++++ TASK MATERIAL
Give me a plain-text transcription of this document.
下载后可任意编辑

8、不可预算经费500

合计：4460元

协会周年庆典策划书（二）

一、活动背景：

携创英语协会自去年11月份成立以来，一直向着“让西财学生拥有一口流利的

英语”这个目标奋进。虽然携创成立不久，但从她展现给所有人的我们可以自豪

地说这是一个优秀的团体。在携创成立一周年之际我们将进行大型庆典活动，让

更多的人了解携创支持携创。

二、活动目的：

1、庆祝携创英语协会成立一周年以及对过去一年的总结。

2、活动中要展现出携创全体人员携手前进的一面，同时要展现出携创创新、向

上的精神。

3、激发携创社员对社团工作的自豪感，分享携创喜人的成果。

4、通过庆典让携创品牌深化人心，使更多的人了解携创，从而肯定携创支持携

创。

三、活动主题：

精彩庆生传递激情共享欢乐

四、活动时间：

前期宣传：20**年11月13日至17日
++++++++
GOAL: Each line of the material above needs to be quoted exactly, please.

ANSWER FOR THE TASK:
Give me a plain-text transcription of this document.
下载后可任意编辑

8、不可预算经费500

合计：4460元

协会周年庆典策划书（二）

一、活动背景：

携创英语协会自去年11月份成立以来，一直向着“让西财学生拥有一口流利的

英语”这个目标奋进。虽然携创成立不久，但从她展现给所有人的我们可以自豪

地说这是一个优秀的团体。在携创成立一周年之际我们将进行大型庆典活动，让

更多的人了解携创支持携创。

二、活动目的：

1、庆祝携创英语协会成立一周年以及对过去一年的总结。

2、活动中要展现出携创全体人员携手前进的一面，同时要展现出携创创新、向

上的精神。

3、激发携创社员对社团工作的自豪感，分享携创喜人的成果。

4、通过庆典让携创品牌深化人心，使更多的人了解携创，从而肯定携创支持携

创。

三、活动主题：

精彩庆生传递激情共享欢乐

四、活动时间：

前期宣传：20**年11月13日至17日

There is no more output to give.